## Description of the task
Please copy out the listing below, everything from the line containing "What elements are present" down to the line containing "profile-point-2018 (485, 598, 491, 604)", keeping both of those lines and nothing outside them.

━━ Dataset

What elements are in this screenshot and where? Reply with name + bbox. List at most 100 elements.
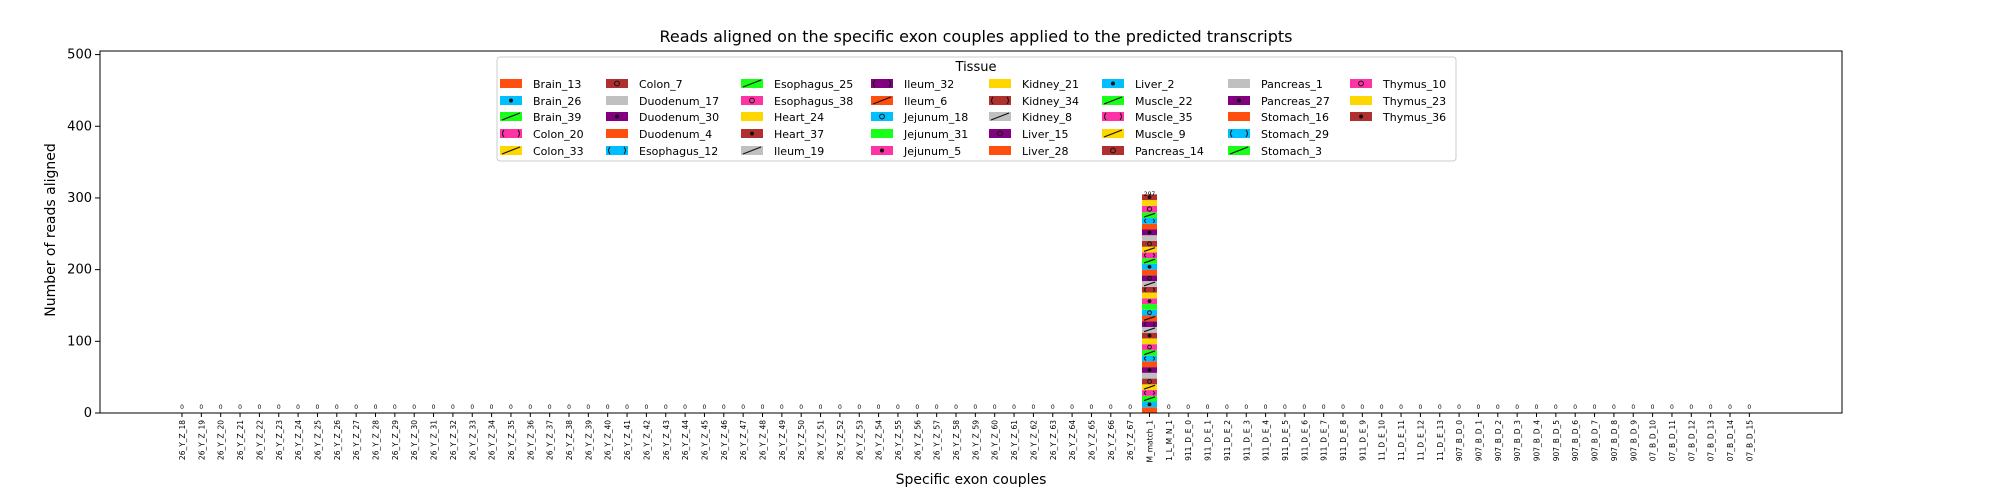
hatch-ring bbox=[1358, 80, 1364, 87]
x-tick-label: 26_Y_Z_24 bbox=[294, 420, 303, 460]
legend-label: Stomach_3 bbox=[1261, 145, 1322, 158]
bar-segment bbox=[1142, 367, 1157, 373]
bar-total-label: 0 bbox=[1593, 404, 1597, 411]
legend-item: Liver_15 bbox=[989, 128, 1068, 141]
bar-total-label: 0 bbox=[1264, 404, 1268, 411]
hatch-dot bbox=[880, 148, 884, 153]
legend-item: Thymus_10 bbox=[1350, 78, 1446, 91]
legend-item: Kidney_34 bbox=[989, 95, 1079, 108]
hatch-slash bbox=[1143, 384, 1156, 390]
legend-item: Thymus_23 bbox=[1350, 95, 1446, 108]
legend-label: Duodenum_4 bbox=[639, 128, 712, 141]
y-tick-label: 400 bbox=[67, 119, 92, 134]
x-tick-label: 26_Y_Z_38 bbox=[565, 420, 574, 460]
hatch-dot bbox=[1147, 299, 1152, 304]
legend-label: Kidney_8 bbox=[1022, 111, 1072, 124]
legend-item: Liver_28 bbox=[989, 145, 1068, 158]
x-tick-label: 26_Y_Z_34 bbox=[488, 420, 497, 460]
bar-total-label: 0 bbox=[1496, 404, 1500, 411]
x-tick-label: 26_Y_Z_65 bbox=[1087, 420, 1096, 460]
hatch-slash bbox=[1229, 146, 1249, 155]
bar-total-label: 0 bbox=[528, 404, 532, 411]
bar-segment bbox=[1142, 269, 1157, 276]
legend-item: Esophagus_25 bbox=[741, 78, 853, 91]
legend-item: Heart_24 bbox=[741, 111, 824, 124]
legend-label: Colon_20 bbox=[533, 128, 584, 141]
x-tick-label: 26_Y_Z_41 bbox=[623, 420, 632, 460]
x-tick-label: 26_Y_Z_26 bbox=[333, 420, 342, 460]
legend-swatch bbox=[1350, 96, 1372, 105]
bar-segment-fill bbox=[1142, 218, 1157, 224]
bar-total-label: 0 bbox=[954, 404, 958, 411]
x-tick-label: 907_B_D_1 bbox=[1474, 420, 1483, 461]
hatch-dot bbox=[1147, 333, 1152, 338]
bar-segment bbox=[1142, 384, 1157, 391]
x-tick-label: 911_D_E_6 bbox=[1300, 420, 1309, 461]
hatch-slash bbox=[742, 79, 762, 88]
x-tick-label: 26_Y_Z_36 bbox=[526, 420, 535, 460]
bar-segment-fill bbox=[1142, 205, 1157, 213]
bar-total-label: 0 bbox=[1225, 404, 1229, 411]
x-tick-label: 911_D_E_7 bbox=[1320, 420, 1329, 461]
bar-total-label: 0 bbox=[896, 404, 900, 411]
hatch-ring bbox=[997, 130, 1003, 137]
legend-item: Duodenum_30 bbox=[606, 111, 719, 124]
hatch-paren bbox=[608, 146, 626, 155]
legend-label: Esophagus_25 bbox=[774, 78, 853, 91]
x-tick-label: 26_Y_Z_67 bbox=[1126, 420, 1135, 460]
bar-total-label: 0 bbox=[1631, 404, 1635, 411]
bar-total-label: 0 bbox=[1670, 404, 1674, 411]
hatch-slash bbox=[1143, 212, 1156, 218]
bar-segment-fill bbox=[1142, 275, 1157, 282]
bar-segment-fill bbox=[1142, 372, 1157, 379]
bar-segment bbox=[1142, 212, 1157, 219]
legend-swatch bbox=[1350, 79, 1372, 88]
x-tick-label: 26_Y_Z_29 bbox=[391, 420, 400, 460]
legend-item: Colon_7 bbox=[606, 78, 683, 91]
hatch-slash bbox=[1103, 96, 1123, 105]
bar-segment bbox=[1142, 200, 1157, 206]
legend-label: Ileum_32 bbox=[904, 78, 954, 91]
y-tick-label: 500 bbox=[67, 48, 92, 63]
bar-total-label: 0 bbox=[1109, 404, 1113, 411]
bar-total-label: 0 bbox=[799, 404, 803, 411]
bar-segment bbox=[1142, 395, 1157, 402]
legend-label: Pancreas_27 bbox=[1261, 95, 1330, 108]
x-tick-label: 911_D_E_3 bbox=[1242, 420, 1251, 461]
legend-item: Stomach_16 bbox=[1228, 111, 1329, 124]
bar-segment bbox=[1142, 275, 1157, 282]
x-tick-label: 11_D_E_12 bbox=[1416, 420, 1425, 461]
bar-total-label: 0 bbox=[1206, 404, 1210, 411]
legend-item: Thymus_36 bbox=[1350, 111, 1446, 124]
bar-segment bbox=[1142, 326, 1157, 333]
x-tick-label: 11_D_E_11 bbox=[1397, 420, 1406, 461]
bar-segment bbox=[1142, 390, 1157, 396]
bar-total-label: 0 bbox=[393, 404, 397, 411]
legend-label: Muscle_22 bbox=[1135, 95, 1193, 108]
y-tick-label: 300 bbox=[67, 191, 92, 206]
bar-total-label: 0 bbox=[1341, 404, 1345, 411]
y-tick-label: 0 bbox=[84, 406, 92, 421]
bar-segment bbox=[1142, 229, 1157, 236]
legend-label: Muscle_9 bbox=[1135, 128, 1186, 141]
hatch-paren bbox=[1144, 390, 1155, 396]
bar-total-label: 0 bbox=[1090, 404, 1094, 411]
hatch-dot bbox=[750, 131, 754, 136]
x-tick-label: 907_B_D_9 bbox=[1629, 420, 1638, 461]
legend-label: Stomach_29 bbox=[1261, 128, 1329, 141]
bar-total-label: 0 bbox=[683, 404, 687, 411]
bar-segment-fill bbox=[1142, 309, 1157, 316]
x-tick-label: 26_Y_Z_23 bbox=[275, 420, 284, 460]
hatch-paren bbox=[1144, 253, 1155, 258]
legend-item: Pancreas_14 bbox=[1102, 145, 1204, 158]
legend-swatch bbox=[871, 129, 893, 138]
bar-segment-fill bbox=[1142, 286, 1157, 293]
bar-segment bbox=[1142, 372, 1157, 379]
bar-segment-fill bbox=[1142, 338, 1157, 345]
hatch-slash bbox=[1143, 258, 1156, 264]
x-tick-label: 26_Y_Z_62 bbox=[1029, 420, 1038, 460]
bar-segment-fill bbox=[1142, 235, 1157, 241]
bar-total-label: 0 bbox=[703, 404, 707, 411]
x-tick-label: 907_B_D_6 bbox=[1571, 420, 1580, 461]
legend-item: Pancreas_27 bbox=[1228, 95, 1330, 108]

━━━━
━━ Dataset

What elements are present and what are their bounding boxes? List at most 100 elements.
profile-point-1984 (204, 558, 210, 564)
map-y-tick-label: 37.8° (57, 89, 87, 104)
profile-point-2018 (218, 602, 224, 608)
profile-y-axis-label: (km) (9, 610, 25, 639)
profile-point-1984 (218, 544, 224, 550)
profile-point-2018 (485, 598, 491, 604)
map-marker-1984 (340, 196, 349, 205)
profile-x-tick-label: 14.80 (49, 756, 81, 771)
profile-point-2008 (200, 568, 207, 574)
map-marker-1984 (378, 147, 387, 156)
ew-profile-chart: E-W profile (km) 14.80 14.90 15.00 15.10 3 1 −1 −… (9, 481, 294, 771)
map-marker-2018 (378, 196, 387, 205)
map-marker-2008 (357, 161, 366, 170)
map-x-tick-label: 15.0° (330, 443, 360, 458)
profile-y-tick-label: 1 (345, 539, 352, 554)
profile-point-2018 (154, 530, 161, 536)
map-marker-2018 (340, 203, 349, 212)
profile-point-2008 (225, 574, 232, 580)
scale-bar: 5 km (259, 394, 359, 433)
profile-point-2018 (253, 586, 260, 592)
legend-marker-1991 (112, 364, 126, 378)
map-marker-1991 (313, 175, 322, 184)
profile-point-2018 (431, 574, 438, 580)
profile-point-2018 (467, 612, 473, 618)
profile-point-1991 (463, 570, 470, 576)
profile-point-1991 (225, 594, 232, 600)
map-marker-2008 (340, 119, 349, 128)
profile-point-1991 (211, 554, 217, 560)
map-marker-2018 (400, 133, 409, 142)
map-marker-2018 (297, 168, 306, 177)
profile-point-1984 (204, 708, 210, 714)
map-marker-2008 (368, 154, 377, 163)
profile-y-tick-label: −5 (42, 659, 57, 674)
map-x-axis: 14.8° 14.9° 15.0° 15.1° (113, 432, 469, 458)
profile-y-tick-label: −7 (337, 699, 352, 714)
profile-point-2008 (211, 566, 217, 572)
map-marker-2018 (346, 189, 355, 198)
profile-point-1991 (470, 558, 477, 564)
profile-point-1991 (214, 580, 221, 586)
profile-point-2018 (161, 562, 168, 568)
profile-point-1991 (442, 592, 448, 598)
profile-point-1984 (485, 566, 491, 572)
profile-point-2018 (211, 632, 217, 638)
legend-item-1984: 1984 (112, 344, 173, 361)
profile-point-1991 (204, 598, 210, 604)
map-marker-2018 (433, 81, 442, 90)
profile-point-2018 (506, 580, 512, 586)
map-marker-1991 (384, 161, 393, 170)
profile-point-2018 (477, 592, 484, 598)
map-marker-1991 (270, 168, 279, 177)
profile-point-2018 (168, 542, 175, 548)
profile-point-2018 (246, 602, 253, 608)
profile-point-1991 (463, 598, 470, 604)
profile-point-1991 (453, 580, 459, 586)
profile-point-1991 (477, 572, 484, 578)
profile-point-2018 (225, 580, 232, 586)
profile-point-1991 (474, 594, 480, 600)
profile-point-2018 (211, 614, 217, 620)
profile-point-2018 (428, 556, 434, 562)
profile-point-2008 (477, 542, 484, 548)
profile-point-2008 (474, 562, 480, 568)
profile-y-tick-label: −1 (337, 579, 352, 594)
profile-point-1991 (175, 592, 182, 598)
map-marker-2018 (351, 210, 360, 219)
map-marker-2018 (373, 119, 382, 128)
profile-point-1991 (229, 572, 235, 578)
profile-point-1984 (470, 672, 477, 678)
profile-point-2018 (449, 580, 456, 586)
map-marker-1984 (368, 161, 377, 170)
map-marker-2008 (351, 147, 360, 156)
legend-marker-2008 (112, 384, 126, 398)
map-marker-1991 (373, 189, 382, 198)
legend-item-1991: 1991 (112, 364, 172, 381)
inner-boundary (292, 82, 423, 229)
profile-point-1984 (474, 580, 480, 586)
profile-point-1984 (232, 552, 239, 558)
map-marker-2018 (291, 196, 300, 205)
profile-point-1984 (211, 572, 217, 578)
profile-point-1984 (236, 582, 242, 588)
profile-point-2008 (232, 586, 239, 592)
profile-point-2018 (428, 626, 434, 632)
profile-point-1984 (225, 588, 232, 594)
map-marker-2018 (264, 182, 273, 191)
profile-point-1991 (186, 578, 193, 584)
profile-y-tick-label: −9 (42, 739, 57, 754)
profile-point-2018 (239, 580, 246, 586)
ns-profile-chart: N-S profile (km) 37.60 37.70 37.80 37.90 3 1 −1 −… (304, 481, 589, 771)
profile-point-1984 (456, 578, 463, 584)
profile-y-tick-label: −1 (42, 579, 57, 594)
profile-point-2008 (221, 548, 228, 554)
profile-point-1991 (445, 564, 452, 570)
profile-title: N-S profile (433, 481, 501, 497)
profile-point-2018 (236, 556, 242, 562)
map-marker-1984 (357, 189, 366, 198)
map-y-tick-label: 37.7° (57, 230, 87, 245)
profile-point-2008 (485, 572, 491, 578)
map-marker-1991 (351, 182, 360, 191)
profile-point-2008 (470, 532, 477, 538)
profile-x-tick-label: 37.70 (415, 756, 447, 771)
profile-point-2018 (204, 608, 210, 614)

━━━━

## Correct result
What elements are present and what are their bounding boxes? List at most 100 elements.
profile-point-1984 (204, 558, 210, 564)
map-y-tick-label: 37.8° (57, 89, 87, 104)
profile-point-2018 (218, 602, 224, 608)
profile-y-axis-label: (km) (9, 610, 25, 639)
profile-point-1984 (218, 544, 224, 550)
profile-point-2018 (485, 598, 491, 604)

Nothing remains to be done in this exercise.